> Stated exercise: Copy out every line in which the string "Cold" occurs.

-- begin --

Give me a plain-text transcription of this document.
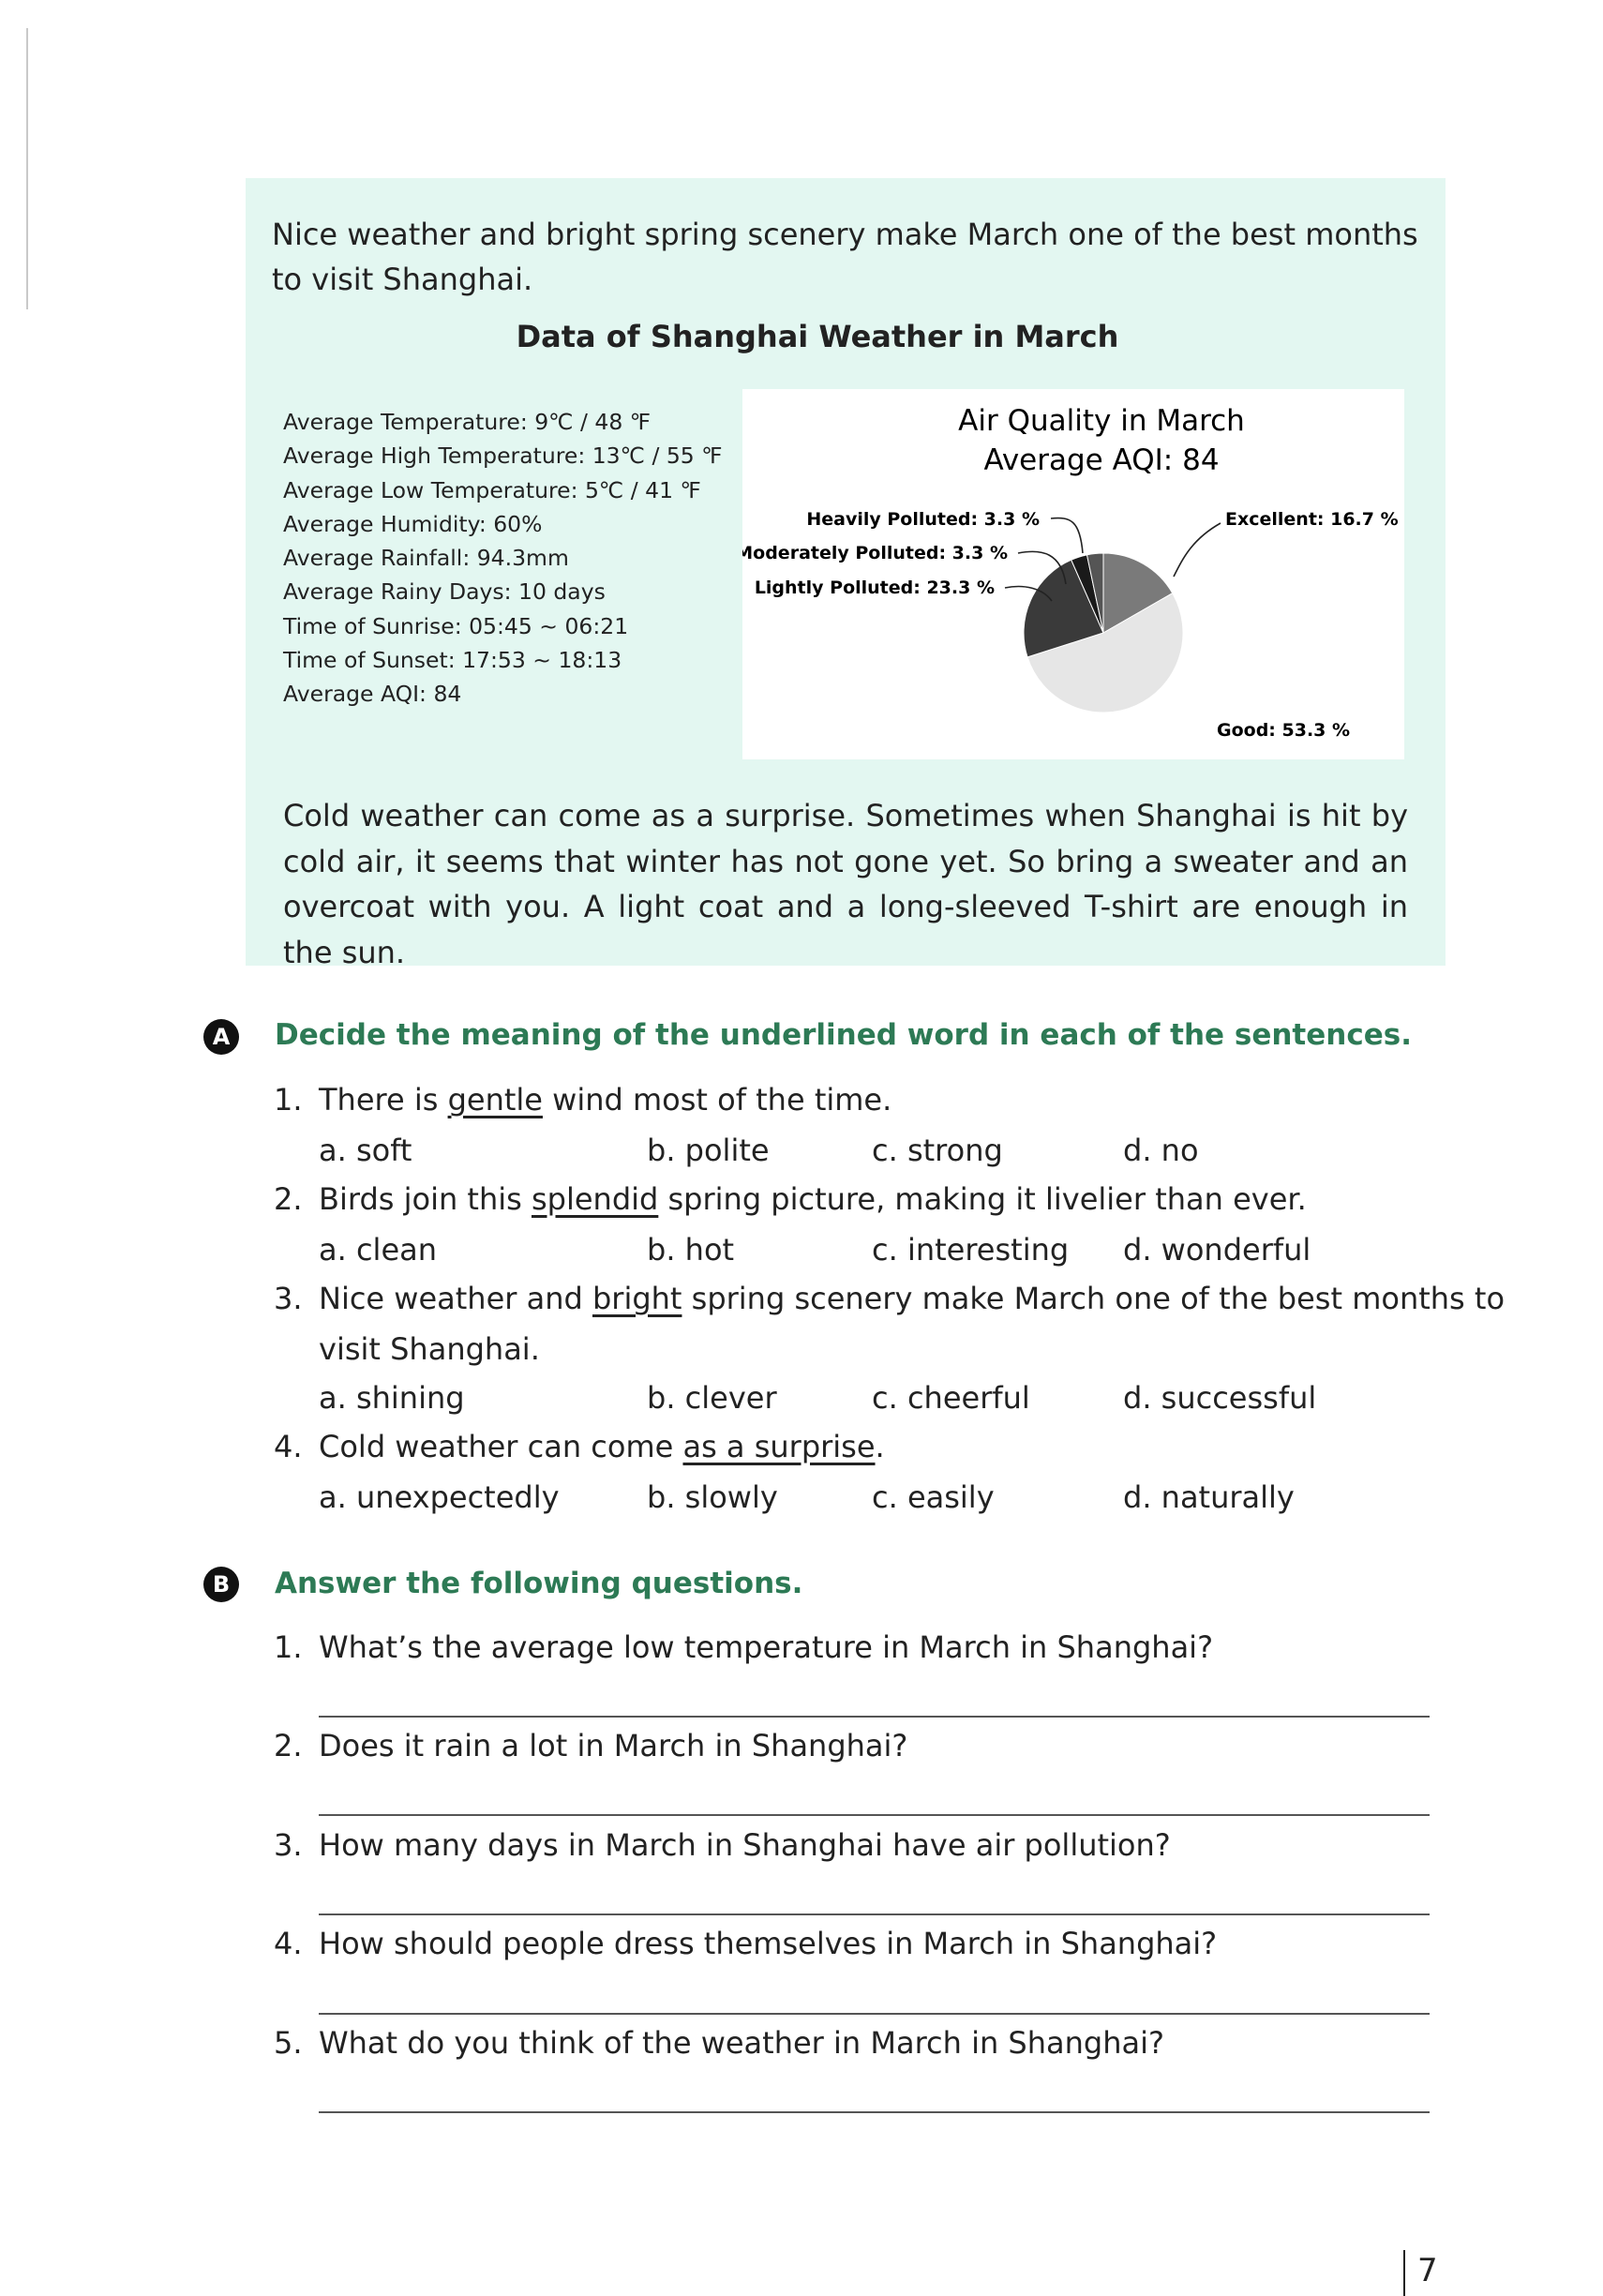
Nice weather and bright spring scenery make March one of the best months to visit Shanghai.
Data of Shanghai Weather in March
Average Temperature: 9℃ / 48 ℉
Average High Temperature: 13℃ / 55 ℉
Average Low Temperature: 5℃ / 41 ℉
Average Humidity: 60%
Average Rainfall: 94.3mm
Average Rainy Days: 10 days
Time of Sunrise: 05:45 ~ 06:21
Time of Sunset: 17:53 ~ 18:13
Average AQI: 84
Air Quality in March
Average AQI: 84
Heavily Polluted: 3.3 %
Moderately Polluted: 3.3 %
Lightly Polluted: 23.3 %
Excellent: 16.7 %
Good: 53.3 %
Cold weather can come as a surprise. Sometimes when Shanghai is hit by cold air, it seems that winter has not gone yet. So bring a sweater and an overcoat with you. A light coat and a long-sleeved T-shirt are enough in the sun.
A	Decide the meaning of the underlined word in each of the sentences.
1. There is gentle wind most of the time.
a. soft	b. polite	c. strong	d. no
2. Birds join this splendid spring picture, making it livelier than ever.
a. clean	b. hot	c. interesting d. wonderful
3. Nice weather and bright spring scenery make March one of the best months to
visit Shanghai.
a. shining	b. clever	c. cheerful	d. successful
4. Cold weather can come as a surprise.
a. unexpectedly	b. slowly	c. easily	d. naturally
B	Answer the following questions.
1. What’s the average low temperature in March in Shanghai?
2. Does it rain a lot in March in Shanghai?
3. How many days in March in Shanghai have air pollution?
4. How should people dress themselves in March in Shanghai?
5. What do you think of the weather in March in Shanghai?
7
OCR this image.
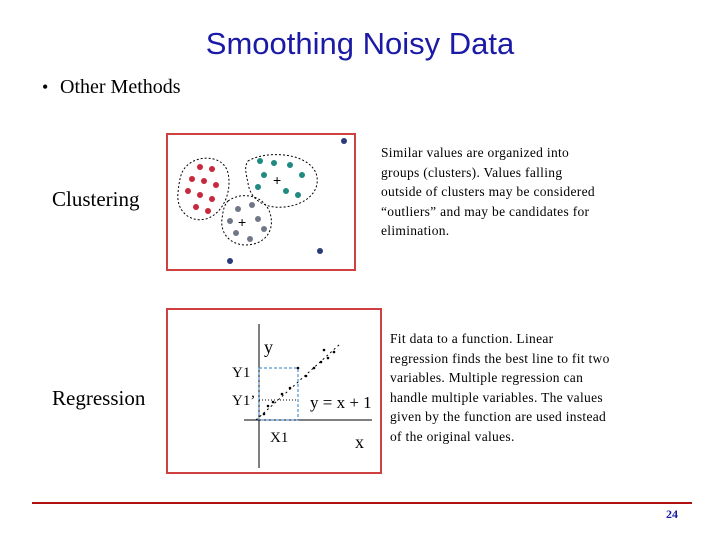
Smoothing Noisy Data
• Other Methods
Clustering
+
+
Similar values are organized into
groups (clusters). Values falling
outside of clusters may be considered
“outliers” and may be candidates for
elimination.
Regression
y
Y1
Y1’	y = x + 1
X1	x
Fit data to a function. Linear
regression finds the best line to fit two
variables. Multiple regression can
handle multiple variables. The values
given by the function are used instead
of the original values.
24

-- end --

> Full output:
Cold weather can come as a surprise. Sometimes when Shanghai is hit by cold air, it seems that winter has not gone yet. So bring a sweater and an overcoat with you. A light coat and a long-sleeved T-shirt are enough in the sun.
4. Cold weather can come as a surprise.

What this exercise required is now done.